Data entries

▼

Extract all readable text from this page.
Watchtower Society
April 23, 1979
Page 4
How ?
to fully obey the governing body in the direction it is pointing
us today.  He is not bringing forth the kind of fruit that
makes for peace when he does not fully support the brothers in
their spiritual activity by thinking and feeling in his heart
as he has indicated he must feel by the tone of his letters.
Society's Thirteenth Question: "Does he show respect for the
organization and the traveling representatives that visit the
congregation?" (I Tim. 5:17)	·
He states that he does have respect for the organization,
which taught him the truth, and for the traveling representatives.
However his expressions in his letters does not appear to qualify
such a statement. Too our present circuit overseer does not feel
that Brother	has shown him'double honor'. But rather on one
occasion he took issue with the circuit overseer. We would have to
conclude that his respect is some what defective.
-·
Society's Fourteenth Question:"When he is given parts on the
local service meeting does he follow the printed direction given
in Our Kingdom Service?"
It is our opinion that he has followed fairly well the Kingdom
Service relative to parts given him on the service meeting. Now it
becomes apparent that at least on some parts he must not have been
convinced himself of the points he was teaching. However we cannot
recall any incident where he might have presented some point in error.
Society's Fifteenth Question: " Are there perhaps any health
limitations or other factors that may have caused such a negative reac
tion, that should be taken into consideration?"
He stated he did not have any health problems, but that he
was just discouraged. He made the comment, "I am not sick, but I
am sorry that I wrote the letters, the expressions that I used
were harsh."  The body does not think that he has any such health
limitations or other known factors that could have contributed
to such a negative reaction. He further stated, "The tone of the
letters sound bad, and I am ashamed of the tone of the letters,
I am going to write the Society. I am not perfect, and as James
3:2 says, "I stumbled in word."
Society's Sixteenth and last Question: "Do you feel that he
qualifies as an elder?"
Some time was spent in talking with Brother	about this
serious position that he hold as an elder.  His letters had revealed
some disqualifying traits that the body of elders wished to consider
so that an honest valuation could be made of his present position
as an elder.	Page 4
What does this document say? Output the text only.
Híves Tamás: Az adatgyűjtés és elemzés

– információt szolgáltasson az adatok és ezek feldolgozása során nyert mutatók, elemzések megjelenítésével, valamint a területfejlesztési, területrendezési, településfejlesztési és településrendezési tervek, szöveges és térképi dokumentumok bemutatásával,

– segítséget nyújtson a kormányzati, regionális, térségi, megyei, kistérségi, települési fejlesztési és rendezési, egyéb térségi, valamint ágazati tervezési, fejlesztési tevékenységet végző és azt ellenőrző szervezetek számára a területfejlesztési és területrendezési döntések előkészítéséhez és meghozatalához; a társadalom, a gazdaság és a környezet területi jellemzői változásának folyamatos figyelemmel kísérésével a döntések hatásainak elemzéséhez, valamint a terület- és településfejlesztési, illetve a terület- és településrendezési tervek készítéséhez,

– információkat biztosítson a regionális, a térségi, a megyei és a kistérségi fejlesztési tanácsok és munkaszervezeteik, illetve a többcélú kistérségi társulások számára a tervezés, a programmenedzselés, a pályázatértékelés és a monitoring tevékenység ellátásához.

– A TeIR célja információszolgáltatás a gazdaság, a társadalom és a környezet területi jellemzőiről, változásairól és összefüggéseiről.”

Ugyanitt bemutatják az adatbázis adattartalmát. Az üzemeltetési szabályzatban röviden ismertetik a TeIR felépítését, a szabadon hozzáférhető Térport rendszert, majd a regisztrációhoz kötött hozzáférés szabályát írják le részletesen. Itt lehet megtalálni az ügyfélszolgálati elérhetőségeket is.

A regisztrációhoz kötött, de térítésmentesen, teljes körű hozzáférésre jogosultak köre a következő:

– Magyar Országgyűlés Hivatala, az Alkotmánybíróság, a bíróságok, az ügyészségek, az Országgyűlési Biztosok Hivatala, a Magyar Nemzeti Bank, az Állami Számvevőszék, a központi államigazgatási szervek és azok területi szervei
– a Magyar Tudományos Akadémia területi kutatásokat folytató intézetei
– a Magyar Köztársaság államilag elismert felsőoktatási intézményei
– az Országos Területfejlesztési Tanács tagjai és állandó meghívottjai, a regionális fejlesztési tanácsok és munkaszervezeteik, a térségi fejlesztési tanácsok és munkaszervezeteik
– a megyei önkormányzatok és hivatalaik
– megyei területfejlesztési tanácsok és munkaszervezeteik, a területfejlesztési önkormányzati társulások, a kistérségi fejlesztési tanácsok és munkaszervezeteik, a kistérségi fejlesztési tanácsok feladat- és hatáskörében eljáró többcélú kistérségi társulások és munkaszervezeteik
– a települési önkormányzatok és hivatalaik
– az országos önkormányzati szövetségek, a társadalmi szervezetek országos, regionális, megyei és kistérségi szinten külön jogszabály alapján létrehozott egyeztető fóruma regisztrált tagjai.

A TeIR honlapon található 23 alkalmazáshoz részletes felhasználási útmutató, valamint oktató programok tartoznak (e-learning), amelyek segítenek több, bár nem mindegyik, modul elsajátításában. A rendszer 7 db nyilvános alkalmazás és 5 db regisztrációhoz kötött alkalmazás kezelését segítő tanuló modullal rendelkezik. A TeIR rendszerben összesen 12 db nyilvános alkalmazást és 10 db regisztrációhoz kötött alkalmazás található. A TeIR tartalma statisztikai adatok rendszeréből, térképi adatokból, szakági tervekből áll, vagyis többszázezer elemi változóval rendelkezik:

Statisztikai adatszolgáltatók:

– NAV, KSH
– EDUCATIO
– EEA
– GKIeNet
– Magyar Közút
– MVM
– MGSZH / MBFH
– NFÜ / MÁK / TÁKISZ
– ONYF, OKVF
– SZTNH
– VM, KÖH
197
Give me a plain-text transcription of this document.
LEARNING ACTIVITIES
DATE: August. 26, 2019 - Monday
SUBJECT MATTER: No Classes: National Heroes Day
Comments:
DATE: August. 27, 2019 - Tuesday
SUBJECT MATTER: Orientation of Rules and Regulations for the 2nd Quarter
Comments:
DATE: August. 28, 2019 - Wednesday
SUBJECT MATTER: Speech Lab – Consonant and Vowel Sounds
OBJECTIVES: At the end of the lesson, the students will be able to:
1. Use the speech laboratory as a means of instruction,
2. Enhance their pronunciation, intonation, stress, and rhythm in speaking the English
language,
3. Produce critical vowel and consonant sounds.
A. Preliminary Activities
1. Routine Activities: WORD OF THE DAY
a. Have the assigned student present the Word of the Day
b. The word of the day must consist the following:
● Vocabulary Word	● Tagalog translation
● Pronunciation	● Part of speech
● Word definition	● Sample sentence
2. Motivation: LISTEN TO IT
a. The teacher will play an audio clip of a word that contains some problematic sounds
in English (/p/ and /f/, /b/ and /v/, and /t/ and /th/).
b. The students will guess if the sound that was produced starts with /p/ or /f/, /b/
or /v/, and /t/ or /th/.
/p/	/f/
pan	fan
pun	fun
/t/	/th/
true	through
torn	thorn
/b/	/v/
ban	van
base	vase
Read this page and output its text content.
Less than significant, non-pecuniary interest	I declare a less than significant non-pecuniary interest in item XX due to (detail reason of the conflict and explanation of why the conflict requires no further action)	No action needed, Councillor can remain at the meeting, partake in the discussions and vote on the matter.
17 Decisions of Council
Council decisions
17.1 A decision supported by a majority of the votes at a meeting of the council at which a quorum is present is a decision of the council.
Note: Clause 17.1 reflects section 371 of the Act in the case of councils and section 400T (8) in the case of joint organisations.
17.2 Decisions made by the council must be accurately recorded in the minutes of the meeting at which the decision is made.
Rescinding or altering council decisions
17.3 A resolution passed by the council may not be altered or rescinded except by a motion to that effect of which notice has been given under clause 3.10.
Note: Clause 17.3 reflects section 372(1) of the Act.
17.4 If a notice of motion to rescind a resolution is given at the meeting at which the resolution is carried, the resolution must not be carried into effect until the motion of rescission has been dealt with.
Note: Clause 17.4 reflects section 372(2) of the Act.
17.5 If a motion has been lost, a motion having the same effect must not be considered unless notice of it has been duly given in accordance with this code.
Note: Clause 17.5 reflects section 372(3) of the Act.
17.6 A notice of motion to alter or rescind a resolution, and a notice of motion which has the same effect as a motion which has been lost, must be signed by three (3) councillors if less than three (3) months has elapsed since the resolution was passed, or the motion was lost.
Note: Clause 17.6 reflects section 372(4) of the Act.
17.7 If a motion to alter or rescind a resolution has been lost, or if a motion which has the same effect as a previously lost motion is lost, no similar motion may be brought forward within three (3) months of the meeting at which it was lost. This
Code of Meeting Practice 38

▲

• **Exercise prompt**
Where does the word "could" appear? Return each line that holds it.

• **Final result**
limitations or other known factors that could have contributed
so that an honest valuation could be made of his present position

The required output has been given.